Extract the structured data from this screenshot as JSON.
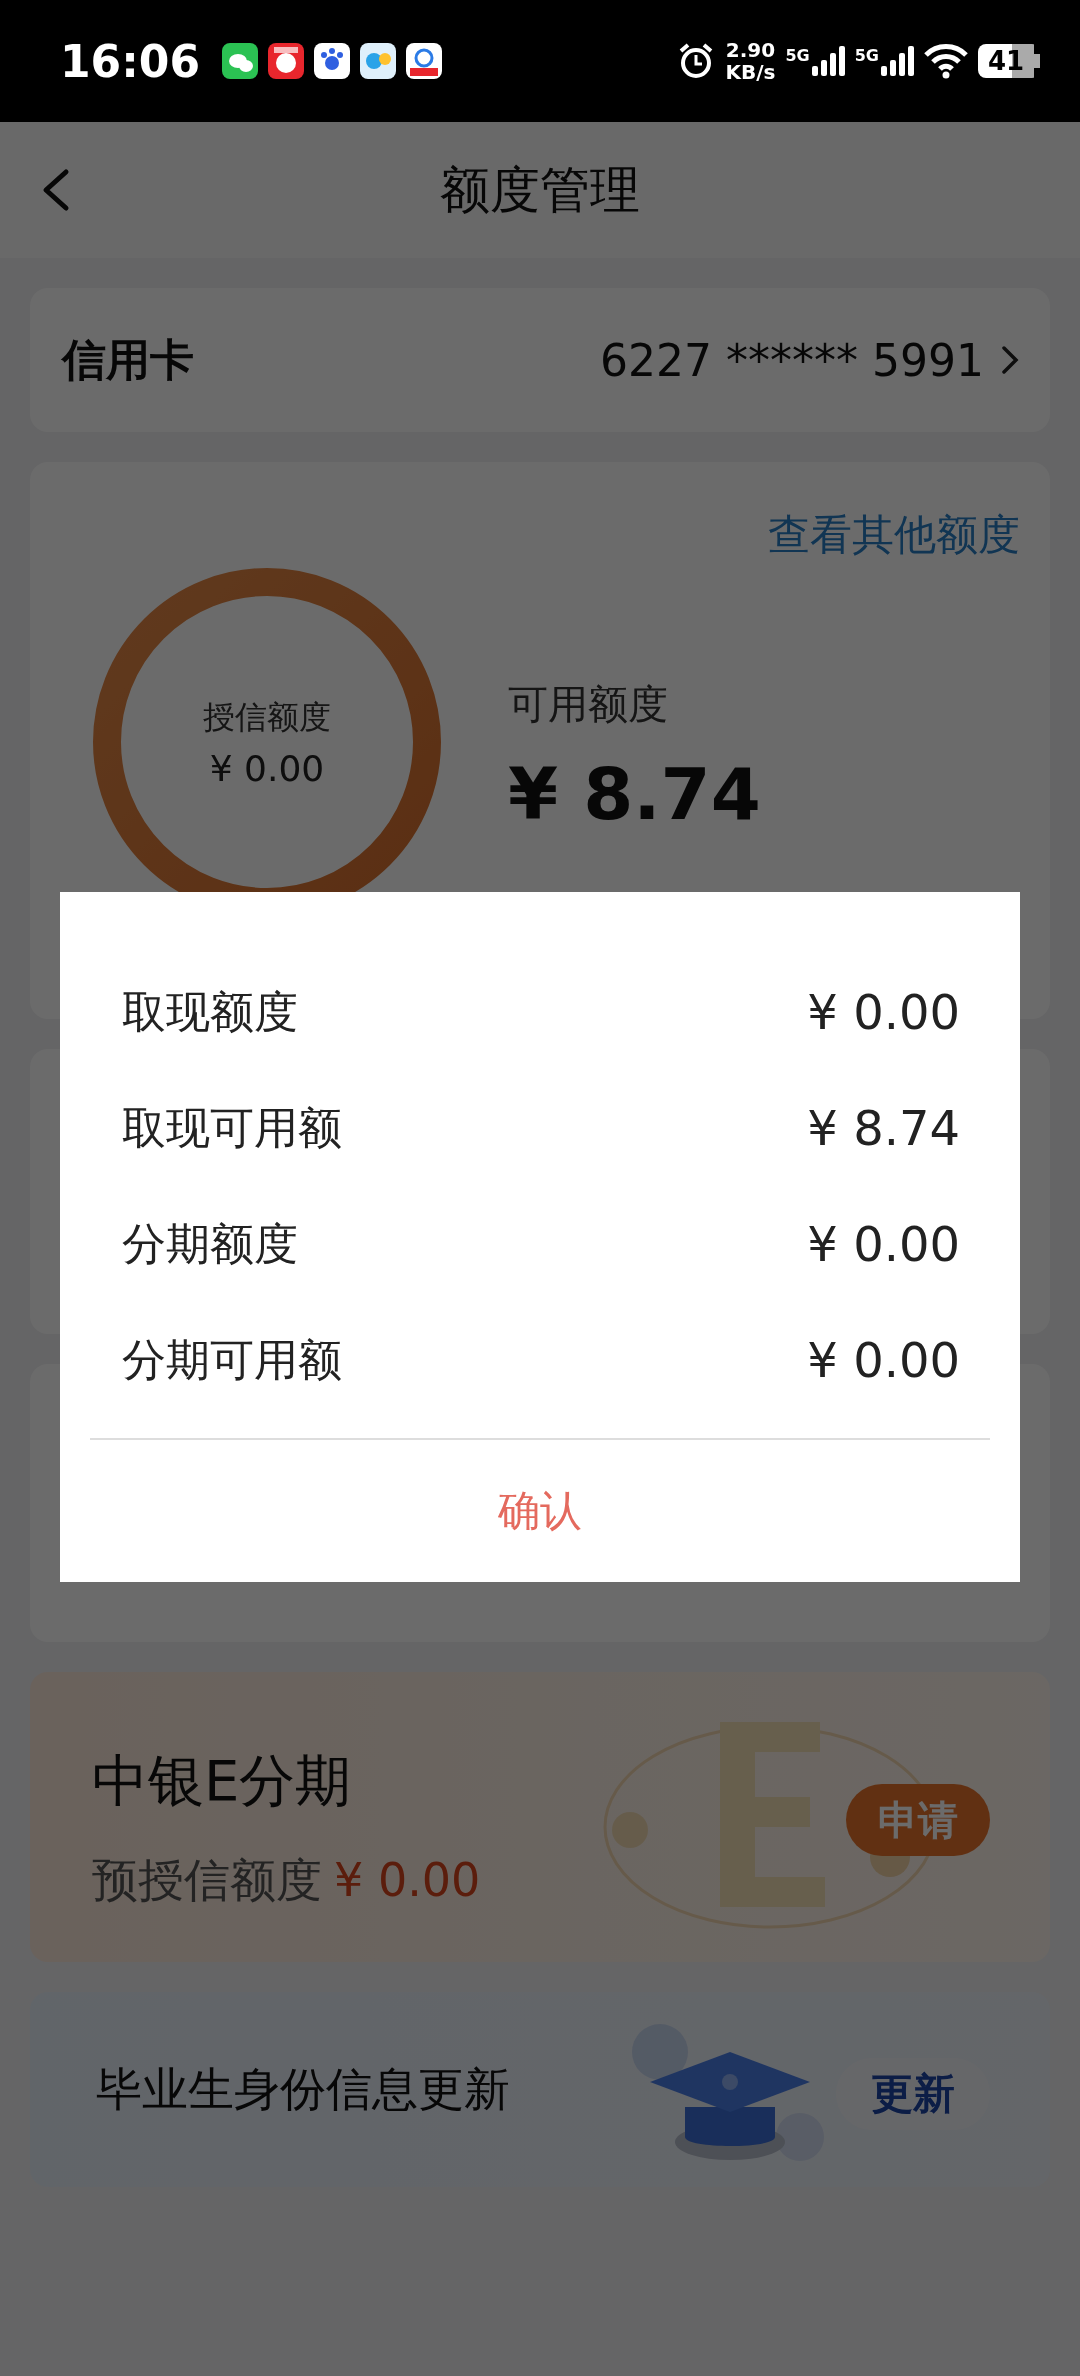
{
  "status_bar": {
    "time": "16:06",
    "speed_value": "2.90",
    "speed_unit": "KB/s",
    "networks": [
      "5G",
      "5G"
    ],
    "battery": "41"
  },
  "header": {
    "title": "额度管理"
  },
  "card_row": {
    "label": "信用卡",
    "number": "6227 ****** 5991"
  },
  "limits": {
    "link": "查看其他额度",
    "ring_label": "授信额度",
    "ring_value": "¥ 0.00",
    "available_label": "可用额度",
    "available_value": "¥ 8.74"
  },
  "promo": {
    "title": "中银E分期",
    "subtitle": "预授信额度",
    "amount": "¥ 0.00",
    "button": "申请"
  },
  "update": {
    "title": "毕业生身份信息更新",
    "button": "更新"
  },
  "dialog": {
    "rows": [
      {
        "label": "取现额度",
        "value": "¥ 0.00"
      },
      {
        "label": "取现可用额",
        "value": "¥ 8.74"
      },
      {
        "label": "分期额度",
        "value": "¥ 0.00"
      },
      {
        "label": "分期可用额",
        "value": "¥ 0.00"
      }
    ],
    "confirm": "确认"
  }
}
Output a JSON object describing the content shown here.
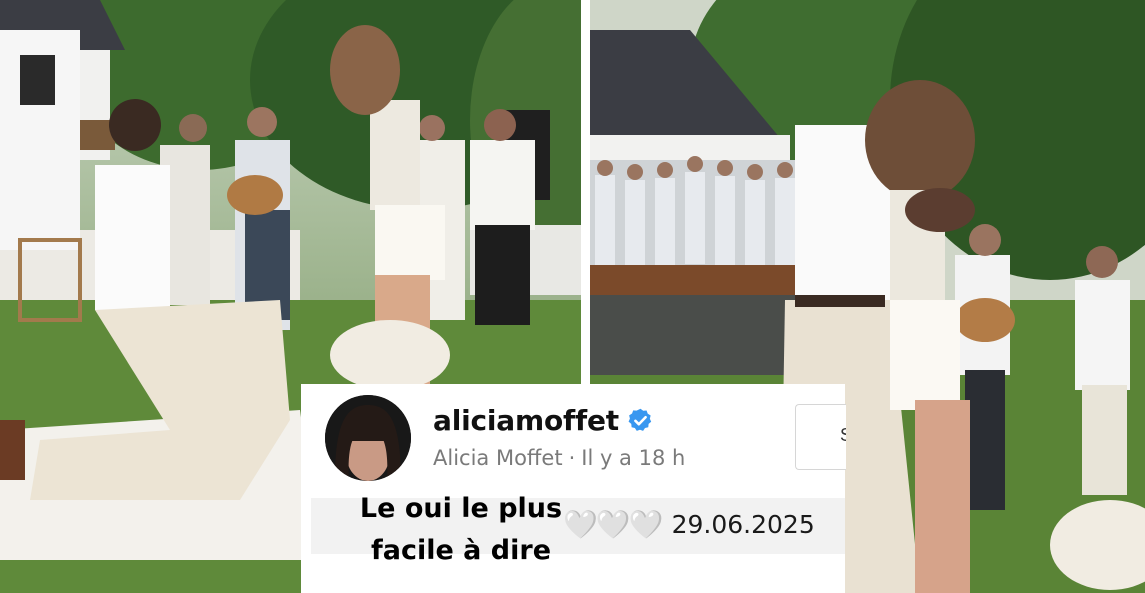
{
  "post": {
    "username": "aliciamoffet",
    "display_name": "Alicia Moffet",
    "time_ago": "Il y a 18 h",
    "separator": "·",
    "caption_line1": "Le oui le plus",
    "caption_line2": "facile à dire",
    "hearts": "🤍🤍🤍",
    "date": "29.06.2025",
    "follow_label": "S"
  },
  "colors": {
    "verified": "#3897f0",
    "grass": "#5f8a3a",
    "trees": "#2f5a27",
    "roof": "#3b3d44"
  },
  "icons": {
    "verified": "verified-badge-icon"
  }
}
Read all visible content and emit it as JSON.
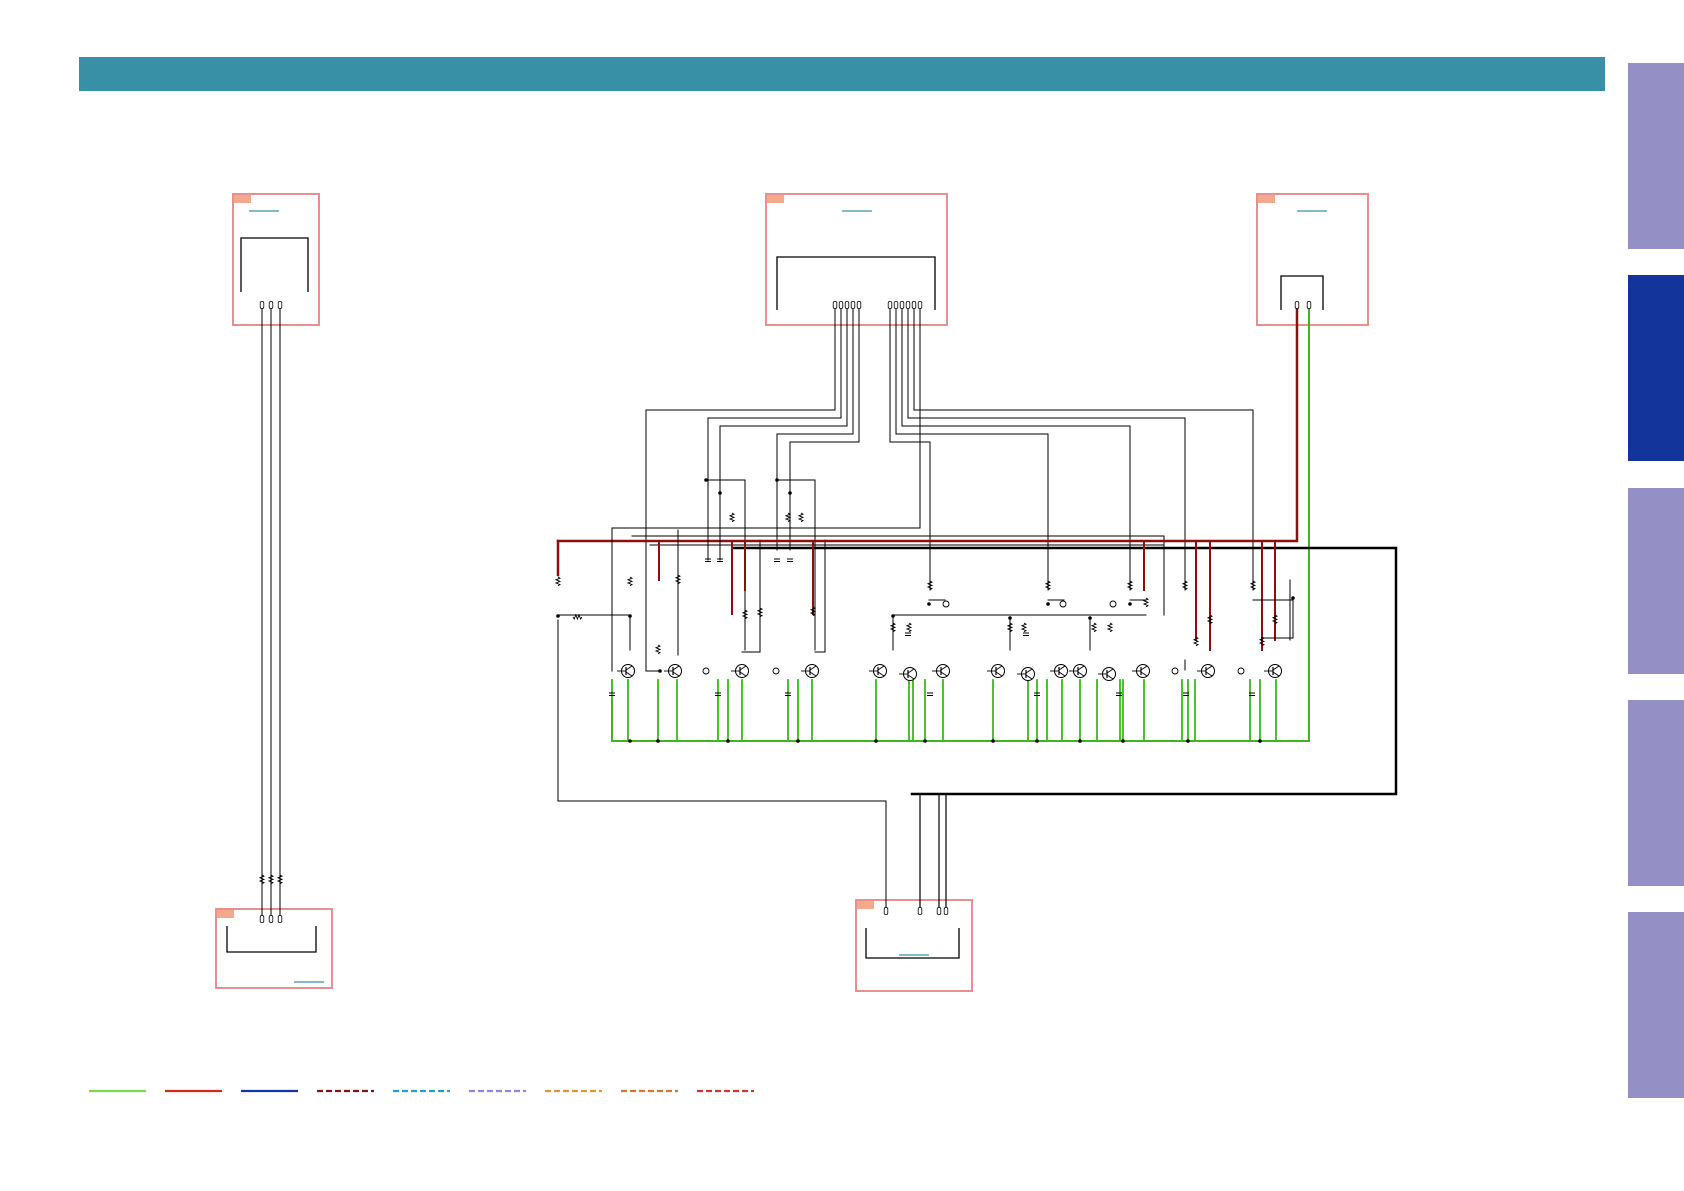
{
  "side_tabs": [
    {
      "label": "",
      "active": false
    },
    {
      "label": "",
      "active": true
    },
    {
      "label": "",
      "active": false
    },
    {
      "label": "",
      "active": false
    },
    {
      "label": "",
      "active": false
    }
  ],
  "colors": {
    "header": "#3890a7",
    "tab": "#9490c6",
    "tab_active": "#13349a",
    "board_outline": "#e88f8f",
    "board_tag": "#f4aa8a",
    "ground_trace": "#3ab81c",
    "power_trace": "#8b1010",
    "signal_trace": "#000000"
  },
  "legend": [
    {
      "color": "#7bd94a",
      "style": "solid"
    },
    {
      "color": "#d22b1c",
      "style": "solid"
    },
    {
      "color": "#1437a8",
      "style": "solid"
    },
    {
      "color": "#8b1010",
      "style": "dashed"
    },
    {
      "color": "#1ba3d8",
      "style": "dashed"
    },
    {
      "color": "#8c87e6",
      "style": "dashed"
    },
    {
      "color": "#e0952a",
      "style": "dashed"
    },
    {
      "color": "#e0702a",
      "style": "dashed"
    },
    {
      "color": "#d93030",
      "style": "dashed"
    }
  ],
  "boards": [
    {
      "id": "board-top-left"
    },
    {
      "id": "board-top-center"
    },
    {
      "id": "board-top-right"
    },
    {
      "id": "board-bottom-left"
    },
    {
      "id": "board-bottom-center"
    }
  ]
}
--
Keep the pictures out of your copy, and repeat every entry above exactly.

### Final result
Extract the structured data from this screenshot as JSON.
{
  "status_bar": {
    "time": "16:06",
    "speed_value": "2.90",
    "speed_unit": "KB/s",
    "networks": [
      "5G",
      "5G"
    ],
    "battery": "41"
  },
  "header": {
    "title": "额度管理"
  },
  "card_row": {
    "label": "信用卡",
    "number": "6227 ****** 5991"
  },
  "limits": {
    "link": "查看其他额度",
    "ring_label": "授信额度",
    "ring_value": "¥ 0.00",
    "available_label": "可用额度",
    "available_value": "¥ 8.74"
  },
  "promo": {
    "title": "中银E分期",
    "subtitle": "预授信额度",
    "amount": "¥ 0.00",
    "button": "申请"
  },
  "update": {
    "title": "毕业生身份信息更新",
    "button": "更新"
  },
  "dialog": {
    "rows": [
      {
        "label": "取现额度",
        "value": "¥ 0.00"
      },
      {
        "label": "取现可用额",
        "value": "¥ 8.74"
      },
      {
        "label": "分期额度",
        "value": "¥ 0.00"
      },
      {
        "label": "分期可用额",
        "value": "¥ 0.00"
      }
    ],
    "confirm": "确认"
  }
}
Output a JSON object describing the content shown here.
{
  "post": {
    "username": "aliciamoffet",
    "display_name": "Alicia Moffet",
    "time_ago": "Il y a 18 h",
    "separator": "·",
    "caption_line1": "Le oui le plus",
    "caption_line2": "facile à dire",
    "hearts": "🤍🤍🤍",
    "date": "29.06.2025",
    "follow_label": "S"
  },
  "colors": {
    "verified": "#3897f0",
    "grass": "#5f8a3a",
    "trees": "#2f5a27",
    "roof": "#3b3d44"
  },
  "icons": {
    "verified": "verified-badge-icon"
  }
}
Read all visible content and emit it as JSON.
{
  "side_tabs": [
    {
      "label": "",
      "active": false
    },
    {
      "label": "",
      "active": true
    },
    {
      "label": "",
      "active": false
    },
    {
      "label": "",
      "active": false
    },
    {
      "label": "",
      "active": false
    }
  ],
  "colors": {
    "header": "#3890a7",
    "tab": "#9490c6",
    "tab_active": "#13349a",
    "board_outline": "#e88f8f",
    "board_tag": "#f4aa8a",
    "ground_trace": "#3ab81c",
    "power_trace": "#8b1010",
    "signal_trace": "#000000"
  },
  "legend": [
    {
      "color": "#7bd94a",
      "style": "solid"
    },
    {
      "color": "#d22b1c",
      "style": "solid"
    },
    {
      "color": "#1437a8",
      "style": "solid"
    },
    {
      "color": "#8b1010",
      "style": "dashed"
    },
    {
      "color": "#1ba3d8",
      "style": "dashed"
    },
    {
      "color": "#8c87e6",
      "style": "dashed"
    },
    {
      "color": "#e0952a",
      "style": "dashed"
    },
    {
      "color": "#e0702a",
      "style": "dashed"
    },
    {
      "color": "#d93030",
      "style": "dashed"
    }
  ],
  "boards": [
    {
      "id": "board-top-left"
    },
    {
      "id": "board-top-center"
    },
    {
      "id": "board-top-right"
    },
    {
      "id": "board-bottom-left"
    },
    {
      "id": "board-bottom-center"
    }
  ]
}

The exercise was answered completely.